> _DATASET ROWS_

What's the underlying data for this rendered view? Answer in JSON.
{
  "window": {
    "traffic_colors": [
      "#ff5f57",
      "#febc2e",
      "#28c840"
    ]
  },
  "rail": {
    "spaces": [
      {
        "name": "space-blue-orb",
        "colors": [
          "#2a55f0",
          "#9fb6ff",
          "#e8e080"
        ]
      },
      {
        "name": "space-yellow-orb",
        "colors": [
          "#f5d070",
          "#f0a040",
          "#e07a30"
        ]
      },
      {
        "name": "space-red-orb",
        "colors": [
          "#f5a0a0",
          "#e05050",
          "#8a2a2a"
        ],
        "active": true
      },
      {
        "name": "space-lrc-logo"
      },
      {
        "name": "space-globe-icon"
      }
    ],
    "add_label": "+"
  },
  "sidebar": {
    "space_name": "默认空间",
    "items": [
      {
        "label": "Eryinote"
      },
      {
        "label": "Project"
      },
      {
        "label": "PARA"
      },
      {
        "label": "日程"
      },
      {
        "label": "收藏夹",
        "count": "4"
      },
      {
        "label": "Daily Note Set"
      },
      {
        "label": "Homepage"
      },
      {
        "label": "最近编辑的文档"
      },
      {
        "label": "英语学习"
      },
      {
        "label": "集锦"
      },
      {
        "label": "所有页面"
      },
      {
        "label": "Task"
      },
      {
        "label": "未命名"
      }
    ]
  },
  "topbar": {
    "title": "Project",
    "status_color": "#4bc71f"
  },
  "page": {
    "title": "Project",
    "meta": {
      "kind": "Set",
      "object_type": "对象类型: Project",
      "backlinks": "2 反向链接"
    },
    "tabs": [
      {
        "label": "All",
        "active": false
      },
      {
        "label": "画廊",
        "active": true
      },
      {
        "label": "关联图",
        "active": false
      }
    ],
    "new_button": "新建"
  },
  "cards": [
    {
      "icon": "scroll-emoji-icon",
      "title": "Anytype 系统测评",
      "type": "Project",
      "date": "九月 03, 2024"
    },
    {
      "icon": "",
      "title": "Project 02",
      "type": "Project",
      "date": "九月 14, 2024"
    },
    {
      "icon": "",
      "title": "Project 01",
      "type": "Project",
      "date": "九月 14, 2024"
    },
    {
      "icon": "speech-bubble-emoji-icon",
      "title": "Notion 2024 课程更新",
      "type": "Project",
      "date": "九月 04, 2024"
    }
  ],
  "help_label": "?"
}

> _REQUIRED TASK_
Quote the entire listing above exactly.

> _WORKED ANSWER_
What's the underlying data for this rendered view? Answer in JSON.
{
  "window": {
    "traffic_colors": [
      "#ff5f57",
      "#febc2e",
      "#28c840"
    ]
  },
  "rail": {
    "spaces": [
      {
        "name": "space-blue-orb",
        "colors": [
          "#2a55f0",
          "#9fb6ff",
          "#e8e080"
        ]
      },
      {
        "name": "space-yellow-orb",
        "colors": [
          "#f5d070",
          "#f0a040",
          "#e07a30"
        ]
      },
      {
        "name": "space-red-orb",
        "colors": [
          "#f5a0a0",
          "#e05050",
          "#8a2a2a"
        ],
        "active": true
      },
      {
        "name": "space-lrc-logo"
      },
      {
        "name": "space-globe-icon"
      }
    ],
    "add_label": "+"
  },
  "sidebar": {
    "space_name": "默认空间",
    "items": [
      {
        "label": "Eryinote"
      },
      {
        "label": "Project"
      },
      {
        "label": "PARA"
      },
      {
        "label": "日程"
      },
      {
        "label": "收藏夹",
        "count": "4"
      },
      {
        "label": "Daily Note Set"
      },
      {
        "label": "Homepage"
      },
      {
        "label": "最近编辑的文档"
      },
      {
        "label": "英语学习"
      },
      {
        "label": "集锦"
      },
      {
        "label": "所有页面"
      },
      {
        "label": "Task"
      },
      {
        "label": "未命名"
      }
    ]
  },
  "topbar": {
    "title": "Project",
    "status_color": "#4bc71f"
  },
  "page": {
    "title": "Project",
    "meta": {
      "kind": "Set",
      "object_type": "对象类型: Project",
      "backlinks": "2 反向链接"
    },
    "tabs": [
      {
        "label": "All",
        "active": false
      },
      {
        "label": "画廊",
        "active": true
      },
      {
        "label": "关联图",
        "active": false
      }
    ],
    "new_button": "新建"
  },
  "cards": [
    {
      "icon": "scroll-emoji-icon",
      "title": "Anytype 系统测评",
      "type": "Project",
      "date": "九月 03, 2024"
    },
    {
      "icon": "",
      "title": "Project 02",
      "type": "Project",
      "date": "九月 14, 2024"
    },
    {
      "icon": "",
      "title": "Project 01",
      "type": "Project",
      "date": "九月 14, 2024"
    },
    {
      "icon": "speech-bubble-emoji-icon",
      "title": "Notion 2024 课程更新",
      "type": "Project",
      "date": "九月 04, 2024"
    }
  ],
  "help_label": "?"
}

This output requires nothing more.